(Lines of data)

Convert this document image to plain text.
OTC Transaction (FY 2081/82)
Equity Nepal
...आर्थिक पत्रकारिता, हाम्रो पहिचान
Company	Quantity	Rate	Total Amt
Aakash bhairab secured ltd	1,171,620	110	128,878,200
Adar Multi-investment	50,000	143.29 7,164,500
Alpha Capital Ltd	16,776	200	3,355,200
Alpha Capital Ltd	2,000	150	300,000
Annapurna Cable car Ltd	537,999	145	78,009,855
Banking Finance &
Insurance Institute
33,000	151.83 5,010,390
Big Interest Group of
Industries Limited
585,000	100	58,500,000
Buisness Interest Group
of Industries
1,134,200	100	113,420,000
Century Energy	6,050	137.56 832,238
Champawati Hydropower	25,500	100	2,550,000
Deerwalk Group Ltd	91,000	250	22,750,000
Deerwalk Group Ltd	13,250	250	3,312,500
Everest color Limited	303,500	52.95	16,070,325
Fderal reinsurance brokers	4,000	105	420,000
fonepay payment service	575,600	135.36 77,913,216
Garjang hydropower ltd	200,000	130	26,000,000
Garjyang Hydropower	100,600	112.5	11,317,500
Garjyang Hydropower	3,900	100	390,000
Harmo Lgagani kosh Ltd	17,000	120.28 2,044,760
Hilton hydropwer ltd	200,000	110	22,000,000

> [What you should do]: Copy the material above verbatim.

> [Solution for this task]:
Convert this document image to plain text.
OTC Transaction (FY 2081/82)
Equity Nepal
...आर्थिक पत्रकारिता, हाम्रो पहिचान
Company	Quantity	Rate	Total Amt
Aakash bhairab secured ltd	1,171,620	110	128,878,200
Adar Multi-investment	50,000	143.29 7,164,500
Alpha Capital Ltd	16,776	200	3,355,200
Alpha Capital Ltd	2,000	150	300,000
Annapurna Cable car Ltd	537,999	145	78,009,855
Banking Finance &
Insurance Institute
33,000	151.83 5,010,390
Big Interest Group of
Industries Limited
585,000	100	58,500,000
Buisness Interest Group
of Industries
1,134,200	100	113,420,000
Century Energy	6,050	137.56 832,238
Champawati Hydropower	25,500	100	2,550,000
Deerwalk Group Ltd	91,000	250	22,750,000
Deerwalk Group Ltd	13,250	250	3,312,500
Everest color Limited	303,500	52.95	16,070,325
Fderal reinsurance brokers	4,000	105	420,000
fonepay payment service	575,600	135.36 77,913,216
Garjang hydropower ltd	200,000	130	26,000,000
Garjyang Hydropower	100,600	112.5	11,317,500
Garjyang Hydropower	3,900	100	390,000
Harmo Lgagani kosh Ltd	17,000	120.28 2,044,760
Hilton hydropwer ltd	200,000	110	22,000,000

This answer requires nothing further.